Exactly as they appear, output all of the entries.

The data =>
== == ==

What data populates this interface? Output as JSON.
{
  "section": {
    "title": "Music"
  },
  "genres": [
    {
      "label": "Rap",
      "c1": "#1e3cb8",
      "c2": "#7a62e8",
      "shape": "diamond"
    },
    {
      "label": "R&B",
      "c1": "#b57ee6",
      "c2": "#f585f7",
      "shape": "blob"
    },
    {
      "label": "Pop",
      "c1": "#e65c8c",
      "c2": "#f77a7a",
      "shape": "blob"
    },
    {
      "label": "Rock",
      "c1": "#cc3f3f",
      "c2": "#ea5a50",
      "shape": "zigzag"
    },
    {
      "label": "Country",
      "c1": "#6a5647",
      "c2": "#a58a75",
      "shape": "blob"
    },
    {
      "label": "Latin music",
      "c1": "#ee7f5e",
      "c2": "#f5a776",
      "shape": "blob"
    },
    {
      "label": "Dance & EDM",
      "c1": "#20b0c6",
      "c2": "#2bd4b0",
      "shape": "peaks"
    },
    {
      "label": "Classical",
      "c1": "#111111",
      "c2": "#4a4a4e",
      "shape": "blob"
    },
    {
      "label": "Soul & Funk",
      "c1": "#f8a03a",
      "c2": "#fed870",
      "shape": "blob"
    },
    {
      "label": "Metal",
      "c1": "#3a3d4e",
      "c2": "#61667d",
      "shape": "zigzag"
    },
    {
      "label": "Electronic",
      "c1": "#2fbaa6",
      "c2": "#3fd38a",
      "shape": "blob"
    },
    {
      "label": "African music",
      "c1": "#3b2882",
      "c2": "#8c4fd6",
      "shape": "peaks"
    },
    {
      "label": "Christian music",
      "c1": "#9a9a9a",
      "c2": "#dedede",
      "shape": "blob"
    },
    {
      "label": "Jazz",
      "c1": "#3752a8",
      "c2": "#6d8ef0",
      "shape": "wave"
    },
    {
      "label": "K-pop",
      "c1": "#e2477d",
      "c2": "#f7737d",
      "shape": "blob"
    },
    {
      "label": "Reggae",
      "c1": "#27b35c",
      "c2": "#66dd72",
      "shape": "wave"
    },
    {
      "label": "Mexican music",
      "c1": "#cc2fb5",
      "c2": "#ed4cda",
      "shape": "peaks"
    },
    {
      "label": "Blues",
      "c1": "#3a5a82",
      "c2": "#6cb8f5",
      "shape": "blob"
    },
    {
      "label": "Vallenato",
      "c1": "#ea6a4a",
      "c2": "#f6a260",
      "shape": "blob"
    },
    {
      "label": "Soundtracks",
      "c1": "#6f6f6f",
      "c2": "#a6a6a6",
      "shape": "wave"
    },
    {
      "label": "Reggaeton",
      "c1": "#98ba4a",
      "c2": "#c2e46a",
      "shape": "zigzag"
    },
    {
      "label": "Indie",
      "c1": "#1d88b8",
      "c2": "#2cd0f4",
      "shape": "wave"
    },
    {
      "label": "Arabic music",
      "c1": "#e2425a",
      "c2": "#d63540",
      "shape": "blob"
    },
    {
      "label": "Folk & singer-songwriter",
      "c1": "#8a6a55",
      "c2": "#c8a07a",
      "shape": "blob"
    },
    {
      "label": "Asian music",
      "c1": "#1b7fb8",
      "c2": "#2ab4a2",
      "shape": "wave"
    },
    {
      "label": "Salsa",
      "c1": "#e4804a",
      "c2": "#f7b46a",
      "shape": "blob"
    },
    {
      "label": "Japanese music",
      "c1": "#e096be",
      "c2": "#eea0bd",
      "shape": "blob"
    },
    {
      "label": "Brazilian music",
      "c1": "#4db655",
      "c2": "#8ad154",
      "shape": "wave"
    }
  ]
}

== == ==

Task solution =>
What data populates this interface? Output as JSON.
{
  "section": {
    "title": "Music"
  },
  "genres": [
    {
      "label": "Rap",
      "c1": "#1e3cb8",
      "c2": "#7a62e8",
      "shape": "diamond"
    },
    {
      "label": "R&B",
      "c1": "#b57ee6",
      "c2": "#f585f7",
      "shape": "blob"
    },
    {
      "label": "Pop",
      "c1": "#e65c8c",
      "c2": "#f77a7a",
      "shape": "blob"
    },
    {
      "label": "Rock",
      "c1": "#cc3f3f",
      "c2": "#ea5a50",
      "shape": "zigzag"
    },
    {
      "label": "Country",
      "c1": "#6a5647",
      "c2": "#a58a75",
      "shape": "blob"
    },
    {
      "label": "Latin music",
      "c1": "#ee7f5e",
      "c2": "#f5a776",
      "shape": "blob"
    },
    {
      "label": "Dance & EDM",
      "c1": "#20b0c6",
      "c2": "#2bd4b0",
      "shape": "peaks"
    },
    {
      "label": "Classical",
      "c1": "#111111",
      "c2": "#4a4a4e",
      "shape": "blob"
    },
    {
      "label": "Soul & Funk",
      "c1": "#f8a03a",
      "c2": "#fed870",
      "shape": "blob"
    },
    {
      "label": "Metal",
      "c1": "#3a3d4e",
      "c2": "#61667d",
      "shape": "zigzag"
    },
    {
      "label": "Electronic",
      "c1": "#2fbaa6",
      "c2": "#3fd38a",
      "shape": "blob"
    },
    {
      "label": "African music",
      "c1": "#3b2882",
      "c2": "#8c4fd6",
      "shape": "peaks"
    },
    {
      "label": "Christian music",
      "c1": "#9a9a9a",
      "c2": "#dedede",
      "shape": "blob"
    },
    {
      "label": "Jazz",
      "c1": "#3752a8",
      "c2": "#6d8ef0",
      "shape": "wave"
    },
    {
      "label": "K-pop",
      "c1": "#e2477d",
      "c2": "#f7737d",
      "shape": "blob"
    },
    {
      "label": "Reggae",
      "c1": "#27b35c",
      "c2": "#66dd72",
      "shape": "wave"
    },
    {
      "label": "Mexican music",
      "c1": "#cc2fb5",
      "c2": "#ed4cda",
      "shape": "peaks"
    },
    {
      "label": "Blues",
      "c1": "#3a5a82",
      "c2": "#6cb8f5",
      "shape": "blob"
    },
    {
      "label": "Vallenato",
      "c1": "#ea6a4a",
      "c2": "#f6a260",
      "shape": "blob"
    },
    {
      "label": "Soundtracks",
      "c1": "#6f6f6f",
      "c2": "#a6a6a6",
      "shape": "wave"
    },
    {
      "label": "Reggaeton",
      "c1": "#98ba4a",
      "c2": "#c2e46a",
      "shape": "zigzag"
    },
    {
      "label": "Indie",
      "c1": "#1d88b8",
      "c2": "#2cd0f4",
      "shape": "wave"
    },
    {
      "label": "Arabic music",
      "c1": "#e2425a",
      "c2": "#d63540",
      "shape": "blob"
    },
    {
      "label": "Folk & singer-songwriter",
      "c1": "#8a6a55",
      "c2": "#c8a07a",
      "shape": "blob"
    },
    {
      "label": "Asian music",
      "c1": "#1b7fb8",
      "c2": "#2ab4a2",
      "shape": "wave"
    },
    {
      "label": "Salsa",
      "c1": "#e4804a",
      "c2": "#f7b46a",
      "shape": "blob"
    },
    {
      "label": "Japanese music",
      "c1": "#e096be",
      "c2": "#eea0bd",
      "shape": "blob"
    },
    {
      "label": "Brazilian music",
      "c1": "#4db655",
      "c2": "#8ad154",
      "shape": "wave"
    }
  ]
}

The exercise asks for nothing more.